* Written instruction 1
In the passage on soil compressive strength, what fiber content gave the highest compressive strength?

* Source text
Furthermore, another factor that can be attributed to this decrease in the UCS of the samples is fiber entanglement, which occurs when too much fiber is added. As a result, the lack of sufficient links between strands and soil particles in some areas of the samples leads to a decrease in their strength (Vakili et al. 2018). Therefore, the highest compressive strength was obtained by adding 0.5% fibers to the soil and this was true for all three curing times.

In addition, the curing time plays a significant role in increasing the compressive strength of the sample due to the acceleration of chemical reactions and the formation of stronger interlocking zones, so that its value increases over time. It should be noted that the presence of clay particles as well as PVAc in the composition makes this sample very sensitive to time due to the ability of these additives to participate in the reactions with time. In the optimum state (adding 0.5% fiber), the compressive strength of the sample at the 28-day curing time was 1.53 and 2.15 times higher than its value at the 3-day and 1-day curing times, respectively. In general, the inclusion of PP fibers in the soil causes the fibers to be placed between the particles, which prevents the formation of tensile cracks during loading. In other words, the presence of fibers can increase the friction between particles and keep them together. Therefore, the presence of these interlocking areas around the fiber strands leads to a stronger bonding of the particles (Vakili et al. 2022).

* Records provided
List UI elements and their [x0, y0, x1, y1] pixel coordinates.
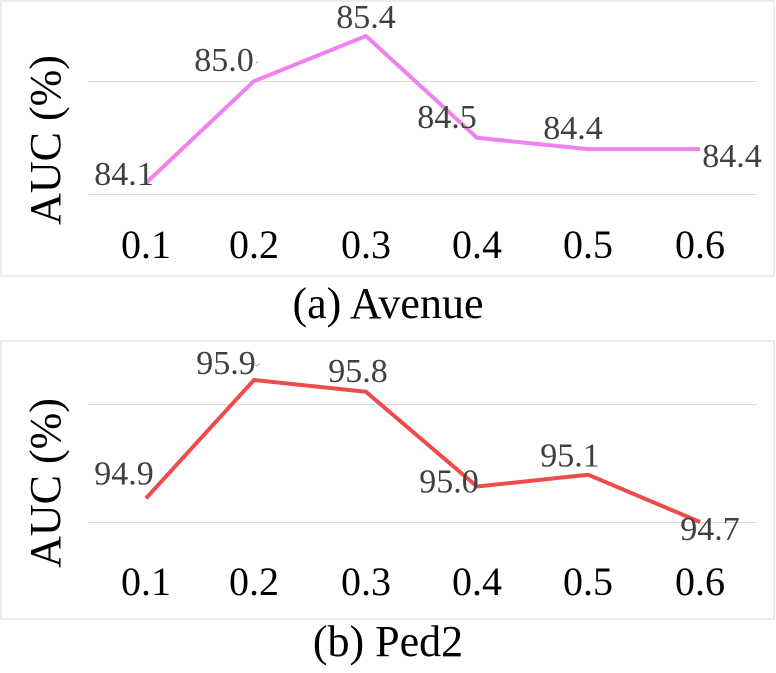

* * *

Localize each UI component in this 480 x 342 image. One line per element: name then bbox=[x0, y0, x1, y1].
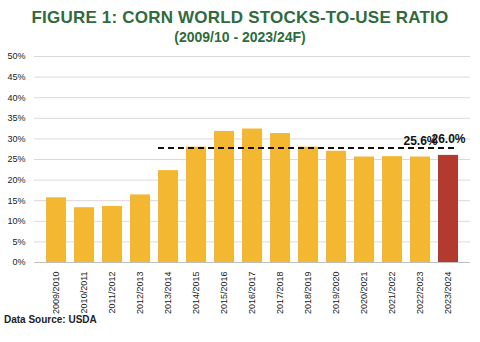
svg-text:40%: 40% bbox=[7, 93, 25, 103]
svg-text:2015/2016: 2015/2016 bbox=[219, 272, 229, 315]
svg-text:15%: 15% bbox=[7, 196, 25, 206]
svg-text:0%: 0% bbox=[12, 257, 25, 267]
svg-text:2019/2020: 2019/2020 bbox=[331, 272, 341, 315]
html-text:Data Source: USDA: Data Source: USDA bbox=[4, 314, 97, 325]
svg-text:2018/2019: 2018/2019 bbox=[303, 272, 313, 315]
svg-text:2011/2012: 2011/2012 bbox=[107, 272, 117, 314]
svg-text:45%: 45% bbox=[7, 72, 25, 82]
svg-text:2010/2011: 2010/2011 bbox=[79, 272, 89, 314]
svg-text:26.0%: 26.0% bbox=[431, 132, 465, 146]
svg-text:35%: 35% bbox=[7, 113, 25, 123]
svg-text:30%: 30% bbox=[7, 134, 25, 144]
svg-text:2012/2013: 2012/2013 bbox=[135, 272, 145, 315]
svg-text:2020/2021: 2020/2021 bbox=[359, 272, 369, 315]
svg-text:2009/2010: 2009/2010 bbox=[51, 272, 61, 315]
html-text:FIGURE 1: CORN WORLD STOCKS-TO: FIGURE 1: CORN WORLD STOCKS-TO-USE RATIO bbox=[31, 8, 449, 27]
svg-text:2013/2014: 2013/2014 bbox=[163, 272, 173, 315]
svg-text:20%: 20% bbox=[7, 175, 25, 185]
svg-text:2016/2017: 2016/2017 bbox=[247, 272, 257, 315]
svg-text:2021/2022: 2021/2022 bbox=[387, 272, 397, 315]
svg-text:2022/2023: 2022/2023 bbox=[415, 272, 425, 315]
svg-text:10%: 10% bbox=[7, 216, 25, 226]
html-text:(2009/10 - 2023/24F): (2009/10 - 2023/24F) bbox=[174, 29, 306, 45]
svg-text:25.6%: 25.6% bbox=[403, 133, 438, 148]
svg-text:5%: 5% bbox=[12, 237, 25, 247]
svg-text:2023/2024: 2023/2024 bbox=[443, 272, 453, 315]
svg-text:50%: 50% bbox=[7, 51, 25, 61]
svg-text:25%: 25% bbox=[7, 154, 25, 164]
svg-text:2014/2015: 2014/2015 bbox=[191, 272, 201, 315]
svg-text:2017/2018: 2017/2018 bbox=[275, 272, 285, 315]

* Written instruction 2
Swap "html-text" for "html-label" in the listing lines between the lines holding "Localize each UI" and "html-text:(2009/10 - 2023/24F): (2009/10", inclusive, and return only those lines with nothing else changed. Omit the picture.

* Expected answer 1
Adding 0.5% fibers to the soil gave the highest compressive strength.

* Expected answer 2
Localize each UI component in this 480 x 342 image. One line per element: name then bbox=[x0, y0, x1, y1].
svg-text:40%: 40% bbox=[7, 93, 25, 103]
svg-text:2015/2016: 2015/2016 bbox=[219, 272, 229, 315]
svg-text:15%: 15% bbox=[7, 196, 25, 206]
svg-text:0%: 0% bbox=[12, 257, 25, 267]
svg-text:2019/2020: 2019/2020 bbox=[331, 272, 341, 315]
html-label:Data Source: USDA: Data Source: USDA bbox=[4, 314, 97, 325]
svg-text:2018/2019: 2018/2019 bbox=[303, 272, 313, 315]
svg-text:2011/2012: 2011/2012 bbox=[107, 272, 117, 314]
svg-text:45%: 45% bbox=[7, 72, 25, 82]
svg-text:2010/2011: 2010/2011 bbox=[79, 272, 89, 314]
svg-text:26.0%: 26.0% bbox=[431, 132, 465, 146]
svg-text:35%: 35% bbox=[7, 113, 25, 123]
svg-text:30%: 30% bbox=[7, 134, 25, 144]
svg-text:2012/2013: 2012/2013 bbox=[135, 272, 145, 315]
svg-text:2020/2021: 2020/2021 bbox=[359, 272, 369, 315]
svg-text:2009/2010: 2009/2010 bbox=[51, 272, 61, 315]
html-label:FIGURE 1: CORN WORLD STOCKS-TO: FIGURE 1: CORN WORLD STOCKS-TO-USE RATIO bbox=[31, 8, 449, 27]
svg-text:2013/2014: 2013/2014 bbox=[163, 272, 173, 315]
svg-text:20%: 20% bbox=[7, 175, 25, 185]
svg-text:2016/2017: 2016/2017 bbox=[247, 272, 257, 315]
svg-text:2021/2022: 2021/2022 bbox=[387, 272, 397, 315]
svg-text:2022/2023: 2022/2023 bbox=[415, 272, 425, 315]
svg-text:10%: 10% bbox=[7, 216, 25, 226]
html-label:(2009/10 - 2023/24F): (2009/10 - 2023/24F) bbox=[174, 29, 306, 45]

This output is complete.